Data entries
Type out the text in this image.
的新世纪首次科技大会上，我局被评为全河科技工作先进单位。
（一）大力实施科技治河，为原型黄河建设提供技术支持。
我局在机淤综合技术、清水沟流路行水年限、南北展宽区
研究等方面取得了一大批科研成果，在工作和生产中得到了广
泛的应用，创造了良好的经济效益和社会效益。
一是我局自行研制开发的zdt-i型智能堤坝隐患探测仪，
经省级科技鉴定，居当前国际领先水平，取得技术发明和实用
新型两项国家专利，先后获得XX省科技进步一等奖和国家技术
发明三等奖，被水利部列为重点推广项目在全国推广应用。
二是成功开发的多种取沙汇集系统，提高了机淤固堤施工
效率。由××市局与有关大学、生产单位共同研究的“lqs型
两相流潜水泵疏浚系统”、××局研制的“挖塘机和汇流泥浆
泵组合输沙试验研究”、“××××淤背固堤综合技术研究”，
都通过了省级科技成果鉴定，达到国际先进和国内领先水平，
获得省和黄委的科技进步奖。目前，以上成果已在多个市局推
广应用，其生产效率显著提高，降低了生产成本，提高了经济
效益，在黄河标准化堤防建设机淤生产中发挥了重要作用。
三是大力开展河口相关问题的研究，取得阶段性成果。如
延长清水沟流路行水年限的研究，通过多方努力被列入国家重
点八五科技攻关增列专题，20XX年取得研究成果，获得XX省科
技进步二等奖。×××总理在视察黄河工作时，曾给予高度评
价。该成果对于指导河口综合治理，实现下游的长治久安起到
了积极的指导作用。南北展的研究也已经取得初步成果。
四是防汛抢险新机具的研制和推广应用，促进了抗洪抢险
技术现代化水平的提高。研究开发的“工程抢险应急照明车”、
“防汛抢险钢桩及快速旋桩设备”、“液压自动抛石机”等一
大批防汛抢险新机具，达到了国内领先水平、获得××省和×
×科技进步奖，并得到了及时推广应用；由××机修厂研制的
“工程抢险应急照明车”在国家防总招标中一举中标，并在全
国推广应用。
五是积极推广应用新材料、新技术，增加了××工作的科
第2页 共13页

> [YOUR GOAL]: Retype the data exactly as given.

> [SOLUTION FOR THIS PROBLEM]:
Type out the text in this image.
的新世纪首次科技大会上，我局被评为全河科技工作先进单位。
（一）大力实施科技治河，为原型黄河建设提供技术支持。
我局在机淤综合技术、清水沟流路行水年限、南北展宽区
研究等方面取得了一大批科研成果，在工作和生产中得到了广
泛的应用，创造了良好的经济效益和社会效益。
一是我局自行研制开发的zdt-i型智能堤坝隐患探测仪，
经省级科技鉴定，居当前国际领先水平，取得技术发明和实用
新型两项国家专利，先后获得XX省科技进步一等奖和国家技术
发明三等奖，被水利部列为重点推广项目在全国推广应用。
二是成功开发的多种取沙汇集系统，提高了机淤固堤施工
效率。由××市局与有关大学、生产单位共同研究的“lqs型
两相流潜水泵疏浚系统”、××局研制的“挖塘机和汇流泥浆
泵组合输沙试验研究”、“××××淤背固堤综合技术研究”，
都通过了省级科技成果鉴定，达到国际先进和国内领先水平，
获得省和黄委的科技进步奖。目前，以上成果已在多个市局推
广应用，其生产效率显著提高，降低了生产成本，提高了经济
效益，在黄河标准化堤防建设机淤生产中发挥了重要作用。
三是大力开展河口相关问题的研究，取得阶段性成果。如
延长清水沟流路行水年限的研究，通过多方努力被列入国家重
点八五科技攻关增列专题，20XX年取得研究成果，获得XX省科
技进步二等奖。×××总理在视察黄河工作时，曾给予高度评
价。该成果对于指导河口综合治理，实现下游的长治久安起到
了积极的指导作用。南北展的研究也已经取得初步成果。
四是防汛抢险新机具的研制和推广应用，促进了抗洪抢险
技术现代化水平的提高。研究开发的“工程抢险应急照明车”、
“防汛抢险钢桩及快速旋桩设备”、“液压自动抛石机”等一
大批防汛抢险新机具，达到了国内领先水平、获得××省和×
×科技进步奖，并得到了及时推广应用；由××机修厂研制的
“工程抢险应急照明车”在国家防总招标中一举中标，并在全
国推广应用。
五是积极推广应用新材料、新技术，增加了××工作的科
第2页 共13页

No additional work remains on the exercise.